= AIM OF THE EXERCISE =
Pull out every line below that holds the word "name".

= PROVIDED DATA =
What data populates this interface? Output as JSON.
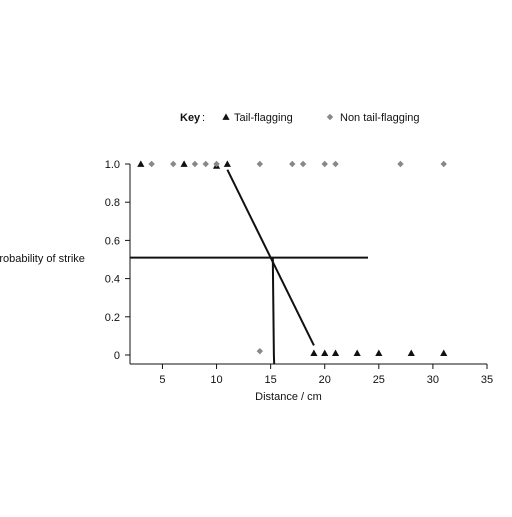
{
  "chart_data": {
    "type": "scatter",
    "title": "",
    "xlabel": "Distance / cm",
    "ylabel": "Probability of strike",
    "xlim": [
      2,
      35
    ],
    "ylim": [
      0,
      1.0
    ],
    "x_ticks": [
      5,
      10,
      15,
      20,
      25,
      30,
      35
    ],
    "y_ticks": [
      0,
      0.2,
      0.4,
      0.6,
      0.8,
      1.0
    ],
    "y_tick_labels": [
      "0",
      "0.2",
      "0.4",
      "0.6",
      "0.8",
      "1.0"
    ],
    "legend": {
      "title": "Key",
      "placement": "top",
      "entries": [
        {
          "label": "Tail-flagging",
          "marker": "triangle",
          "color": "#111111"
        },
        {
          "label": "Non tail-flagging",
          "marker": "diamond",
          "color": "#888888"
        }
      ]
    },
    "series": [
      {
        "name": "Tail-flagging",
        "marker": "triangle",
        "color": "#111111",
        "points": [
          [
            3,
            1.0
          ],
          [
            7,
            1.0
          ],
          [
            10,
            0.99
          ],
          [
            11,
            1.0
          ],
          [
            19,
            0.01
          ],
          [
            20,
            0.01
          ],
          [
            21,
            0.01
          ],
          [
            23,
            0.01
          ],
          [
            25,
            0.01
          ],
          [
            28,
            0.01
          ],
          [
            31,
            0.01
          ]
        ]
      },
      {
        "name": "Non tail-flagging",
        "marker": "diamond",
        "color": "#888888",
        "points": [
          [
            4,
            1.0
          ],
          [
            6,
            1.0
          ],
          [
            8,
            1.0
          ],
          [
            9,
            1.0
          ],
          [
            10,
            1.0
          ],
          [
            14,
            1.0
          ],
          [
            17,
            1.0
          ],
          [
            18,
            1.0
          ],
          [
            20,
            1.0
          ],
          [
            21,
            1.0
          ],
          [
            27,
            1.0
          ],
          [
            31,
            1.0
          ],
          [
            14,
            0.02
          ]
        ]
      }
    ],
    "lines": [
      {
        "name": "tail-flagging-fit",
        "points": [
          [
            11,
            0.97
          ],
          [
            19,
            0.05
          ]
        ]
      },
      {
        "name": "non-tail-flagging-fit",
        "points": [
          [
            15.2,
            0.51
          ],
          [
            15.3,
            0.0
          ]
        ]
      },
      {
        "name": "half-probability-reference",
        "points": [
          [
            2,
            0.51
          ],
          [
            24,
            0.51
          ]
        ]
      }
    ],
    "grid": false
  }
}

= EXERCISE RESULT =
        "name": "Tail-flagging",
        "name": "Non tail-flagging",
        "name": "tail-flagging-fit",
        "name": "non-tail-flagging-fit",
        "name": "half-probability-reference",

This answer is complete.